Can you write out all of the material below, word for word?

[Start Provided entries]

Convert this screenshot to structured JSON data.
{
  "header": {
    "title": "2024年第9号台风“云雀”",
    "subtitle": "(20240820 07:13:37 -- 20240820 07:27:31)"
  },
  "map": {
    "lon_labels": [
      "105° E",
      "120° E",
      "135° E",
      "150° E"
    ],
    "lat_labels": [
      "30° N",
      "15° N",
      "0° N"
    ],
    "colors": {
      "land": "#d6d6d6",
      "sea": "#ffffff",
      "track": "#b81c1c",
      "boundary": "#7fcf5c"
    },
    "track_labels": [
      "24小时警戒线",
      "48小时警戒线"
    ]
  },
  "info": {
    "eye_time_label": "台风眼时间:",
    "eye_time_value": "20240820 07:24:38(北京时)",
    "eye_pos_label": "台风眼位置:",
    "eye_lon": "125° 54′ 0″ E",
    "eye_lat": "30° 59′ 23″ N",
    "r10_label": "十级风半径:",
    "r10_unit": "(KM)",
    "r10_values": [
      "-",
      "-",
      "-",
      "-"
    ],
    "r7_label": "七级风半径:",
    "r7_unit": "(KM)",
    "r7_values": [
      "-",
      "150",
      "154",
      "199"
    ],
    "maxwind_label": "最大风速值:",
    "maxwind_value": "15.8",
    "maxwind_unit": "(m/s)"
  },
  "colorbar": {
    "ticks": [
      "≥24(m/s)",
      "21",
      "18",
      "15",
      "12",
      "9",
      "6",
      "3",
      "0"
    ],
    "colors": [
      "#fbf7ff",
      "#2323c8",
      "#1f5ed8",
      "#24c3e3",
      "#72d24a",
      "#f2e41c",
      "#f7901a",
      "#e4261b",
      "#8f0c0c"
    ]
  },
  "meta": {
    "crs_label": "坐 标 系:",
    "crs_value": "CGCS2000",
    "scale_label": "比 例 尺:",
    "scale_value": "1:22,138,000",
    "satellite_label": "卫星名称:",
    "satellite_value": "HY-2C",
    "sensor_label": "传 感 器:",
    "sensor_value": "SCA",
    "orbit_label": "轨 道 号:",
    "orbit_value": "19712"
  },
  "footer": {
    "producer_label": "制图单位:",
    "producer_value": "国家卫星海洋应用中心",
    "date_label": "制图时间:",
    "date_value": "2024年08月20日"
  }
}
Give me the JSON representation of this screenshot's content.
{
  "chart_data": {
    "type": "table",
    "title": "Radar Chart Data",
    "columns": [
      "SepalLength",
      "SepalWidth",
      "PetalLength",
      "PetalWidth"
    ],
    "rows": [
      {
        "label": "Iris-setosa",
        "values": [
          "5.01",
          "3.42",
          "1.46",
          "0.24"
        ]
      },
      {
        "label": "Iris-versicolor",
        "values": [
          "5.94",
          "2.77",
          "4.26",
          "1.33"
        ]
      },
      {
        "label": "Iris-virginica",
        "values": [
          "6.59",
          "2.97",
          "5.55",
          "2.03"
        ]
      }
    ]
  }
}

[End Provided entries]

### [Result for this exercise]
Convert this screenshot to structured JSON data.
{
  "header": {
    "title": "2024年第9号台风“云雀”",
    "subtitle": "(20240820 07:13:37 -- 20240820 07:27:31)"
  },
  "map": {
    "lon_labels": [
      "105° E",
      "120° E",
      "135° E",
      "150° E"
    ],
    "lat_labels": [
      "30° N",
      "15° N",
      "0° N"
    ],
    "colors": {
      "land": "#d6d6d6",
      "sea": "#ffffff",
      "track": "#b81c1c",
      "boundary": "#7fcf5c"
    },
    "track_labels": [
      "24小时警戒线",
      "48小时警戒线"
    ]
  },
  "info": {
    "eye_time_label": "台风眼时间:",
    "eye_time_value": "20240820 07:24:38(北京时)",
    "eye_pos_label": "台风眼位置:",
    "eye_lon": "125° 54′ 0″ E",
    "eye_lat": "30° 59′ 23″ N",
    "r10_label": "十级风半径:",
    "r10_unit": "(KM)",
    "r10_values": [
      "-",
      "-",
      "-",
      "-"
    ],
    "r7_label": "七级风半径:",
    "r7_unit": "(KM)",
    "r7_values": [
      "-",
      "150",
      "154",
      "199"
    ],
    "maxwind_label": "最大风速值:",
    "maxwind_value": "15.8",
    "maxwind_unit": "(m/s)"
  },
  "colorbar": {
    "ticks": [
      "≥24(m/s)",
      "21",
      "18",
      "15",
      "12",
      "9",
      "6",
      "3",
      "0"
    ],
    "colors": [
      "#fbf7ff",
      "#2323c8",
      "#1f5ed8",
      "#24c3e3",
      "#72d24a",
      "#f2e41c",
      "#f7901a",
      "#e4261b",
      "#8f0c0c"
    ]
  },
  "meta": {
    "crs_label": "坐 标 系:",
    "crs_value": "CGCS2000",
    "scale_label": "比 例 尺:",
    "scale_value": "1:22,138,000",
    "satellite_label": "卫星名称:",
    "satellite_value": "HY-2C",
    "sensor_label": "传 感 器:",
    "sensor_value": "SCA",
    "orbit_label": "轨 道 号:",
    "orbit_value": "19712"
  },
  "footer": {
    "producer_label": "制图单位:",
    "producer_value": "国家卫星海洋应用中心",
    "date_label": "制图时间:",
    "date_value": "2024年08月20日"
  }
}
Give me the JSON representation of this screenshot's content.
{
  "chart_data": {
    "type": "table",
    "title": "Radar Chart Data",
    "columns": [
      "SepalLength",
      "SepalWidth",
      "PetalLength",
      "PetalWidth"
    ],
    "rows": [
      {
        "label": "Iris-setosa",
        "values": [
          "5.01",
          "3.42",
          "1.46",
          "0.24"
        ]
      },
      {
        "label": "Iris-versicolor",
        "values": [
          "5.94",
          "2.77",
          "4.26",
          "1.33"
        ]
      },
      {
        "label": "Iris-virginica",
        "values": [
          "6.59",
          "2.97",
          "5.55",
          "2.03"
        ]
      }
    ]
  }
}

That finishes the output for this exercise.